[SUPPLIED RECORDS]:

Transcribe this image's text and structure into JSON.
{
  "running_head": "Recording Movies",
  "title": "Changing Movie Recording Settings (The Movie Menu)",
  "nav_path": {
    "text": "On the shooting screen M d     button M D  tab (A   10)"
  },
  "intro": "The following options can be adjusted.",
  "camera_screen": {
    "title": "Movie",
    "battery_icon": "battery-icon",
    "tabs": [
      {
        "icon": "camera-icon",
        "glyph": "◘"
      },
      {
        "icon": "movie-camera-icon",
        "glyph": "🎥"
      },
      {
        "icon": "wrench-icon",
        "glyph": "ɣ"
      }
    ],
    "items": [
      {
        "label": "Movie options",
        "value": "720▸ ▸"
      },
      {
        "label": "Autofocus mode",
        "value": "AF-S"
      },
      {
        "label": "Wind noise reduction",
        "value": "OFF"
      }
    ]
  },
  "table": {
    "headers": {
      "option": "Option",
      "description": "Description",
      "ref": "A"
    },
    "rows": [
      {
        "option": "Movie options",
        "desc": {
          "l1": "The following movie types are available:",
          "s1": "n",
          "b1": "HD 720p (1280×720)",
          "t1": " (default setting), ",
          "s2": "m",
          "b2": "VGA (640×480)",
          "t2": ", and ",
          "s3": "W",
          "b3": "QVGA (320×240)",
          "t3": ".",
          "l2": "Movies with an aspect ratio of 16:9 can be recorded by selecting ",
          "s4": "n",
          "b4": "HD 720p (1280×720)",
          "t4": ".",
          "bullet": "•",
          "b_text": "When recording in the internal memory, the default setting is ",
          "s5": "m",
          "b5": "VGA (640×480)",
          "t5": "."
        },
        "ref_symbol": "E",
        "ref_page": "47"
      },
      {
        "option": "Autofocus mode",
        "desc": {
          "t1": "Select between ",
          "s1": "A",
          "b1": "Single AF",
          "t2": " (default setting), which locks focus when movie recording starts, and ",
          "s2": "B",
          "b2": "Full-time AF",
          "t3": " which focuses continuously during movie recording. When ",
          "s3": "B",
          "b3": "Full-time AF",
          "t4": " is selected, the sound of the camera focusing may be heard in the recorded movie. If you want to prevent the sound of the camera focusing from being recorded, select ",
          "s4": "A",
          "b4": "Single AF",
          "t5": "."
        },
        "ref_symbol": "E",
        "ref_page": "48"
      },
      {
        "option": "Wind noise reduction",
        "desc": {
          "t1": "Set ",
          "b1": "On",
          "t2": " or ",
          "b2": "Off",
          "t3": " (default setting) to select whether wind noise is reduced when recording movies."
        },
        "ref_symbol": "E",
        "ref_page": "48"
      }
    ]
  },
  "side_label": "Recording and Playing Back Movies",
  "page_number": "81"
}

[GIVEN EXERCISE]: Search the data for the string "which" and copy each line where it appears.

[FINISHED ANSWER]:
          "t2": " (default setting), which locks focus when movie recording starts, and ",
          "t3": " which focuses continuously during movie recording. When ",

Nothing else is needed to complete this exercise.